| SET PROBLEM |
Lift every line from the entries that includes the word "right".

— START OF RECORDS FOR THIS TASK —

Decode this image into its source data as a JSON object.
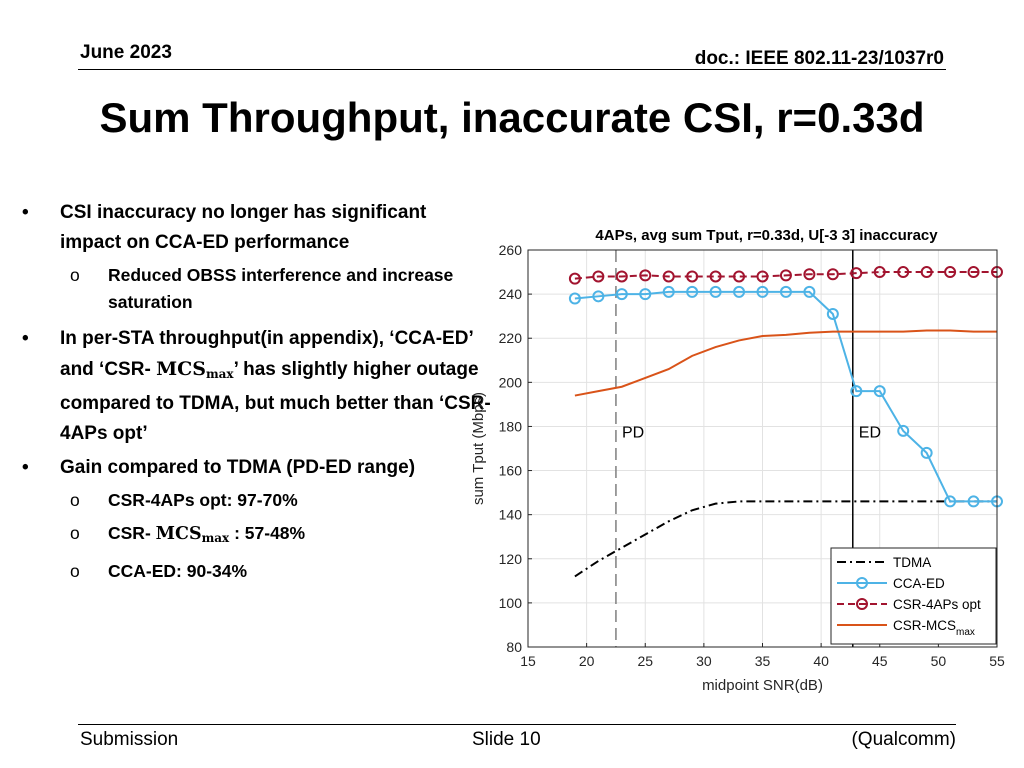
{
  "header": {
    "date": "June 2023",
    "doc": "doc.: IEEE 802.11-23/1037r0"
  },
  "title": "Sum Throughput, inaccurate CSI, r=0.33d",
  "bullets": {
    "b1": "CSI inaccuracy no longer has significant impact on CCA-ED performance",
    "b1_sub": "Reduced OBSS interference and increase saturation",
    "b2_pre": "In per-STA throughput(in appendix), ‘CCA-ED’ and ‘CSR- ",
    "b2_mcs": "MCS",
    "b2_max": "max",
    "b2_post": "’ has slightly higher outage compared to TDMA, but much better than ‘CSR-4APs opt’",
    "b3": "Gain compared to TDMA (PD-ED range)",
    "b3_sub1": "CSR-4APs opt: 97-70%",
    "b3_sub2_pre": "CSR- ",
    "b3_sub2_mcs": "MCS",
    "b3_sub2_max": "max",
    "b3_sub2_post": " : 57-48%",
    "b3_sub3": "CCA-ED: 90-34%",
    "bullet_marker": "•",
    "sub_marker": "o"
  },
  "footer": {
    "left": "Submission",
    "center": "Slide 10",
    "right": "(Qualcomm)"
  },
  "chart_data": {
    "type": "line",
    "title": "4APs, avg sum Tput, r=0.33d, U[-3 3] inaccuracy",
    "xlabel": "midpoint SNR(dB)",
    "ylabel": "sum Tput (Mbps)",
    "xlim": [
      15,
      55
    ],
    "ylim": [
      80,
      260
    ],
    "xticks": [
      15,
      20,
      25,
      30,
      35,
      40,
      45,
      50,
      55
    ],
    "yticks": [
      80,
      100,
      120,
      140,
      160,
      180,
      200,
      220,
      240,
      260
    ],
    "grid": true,
    "legend": "bottom-right",
    "vlines": [
      {
        "x": 22.5,
        "label": "PD",
        "style": "dashed",
        "color": "#7f7f7f"
      },
      {
        "x": 42.7,
        "label": "ED",
        "style": "solid",
        "color": "#000000"
      }
    ],
    "series": [
      {
        "name": "TDMA",
        "color": "#000000",
        "dash": "dashdot",
        "marker": "none",
        "x": [
          19,
          21,
          23,
          25,
          27,
          29,
          31,
          33,
          35,
          37,
          39,
          41,
          43,
          45,
          47,
          49,
          51,
          53,
          55
        ],
        "y": [
          112,
          119,
          125,
          131,
          137,
          142,
          145,
          146,
          146,
          146,
          146,
          146,
          146,
          146,
          146,
          146,
          146,
          146,
          146
        ]
      },
      {
        "name": "CCA-ED",
        "color": "#4db3e6",
        "dash": "solid",
        "marker": "circle",
        "x": [
          19,
          21,
          23,
          25,
          27,
          29,
          31,
          33,
          35,
          37,
          39,
          41,
          43,
          45,
          47,
          49,
          51,
          53,
          55
        ],
        "y": [
          238,
          239,
          240,
          240,
          241,
          241,
          241,
          241,
          241,
          241,
          241,
          231,
          196,
          196,
          178,
          168,
          146,
          146,
          146
        ]
      },
      {
        "name": "CSR-4APs opt",
        "color": "#a2142f",
        "dash": "dashed",
        "marker": "circle",
        "x": [
          19,
          21,
          23,
          25,
          27,
          29,
          31,
          33,
          35,
          37,
          39,
          41,
          43,
          45,
          47,
          49,
          51,
          53,
          55
        ],
        "y": [
          247,
          248,
          248,
          248.5,
          248,
          248,
          248,
          248,
          248,
          248.5,
          249,
          249,
          249.5,
          250,
          250,
          250,
          250,
          250,
          250
        ]
      },
      {
        "name": "CSR-MCS",
        "name_sub": "max",
        "color": "#d95319",
        "dash": "solid",
        "marker": "none",
        "x": [
          19,
          21,
          23,
          25,
          27,
          29,
          31,
          33,
          35,
          37,
          39,
          41,
          43,
          45,
          47,
          49,
          51,
          53,
          55
        ],
        "y": [
          194,
          196,
          198,
          202,
          206,
          212,
          216,
          219,
          221,
          221.5,
          222.5,
          223,
          223,
          223,
          223,
          223.5,
          223.5,
          223,
          223
        ]
      }
    ]
  }
}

— END OF RECORDS FOR THIS TASK —

| TASK RESULT |
    "right": "(Qualcomm)"
    "legend": "bottom-right",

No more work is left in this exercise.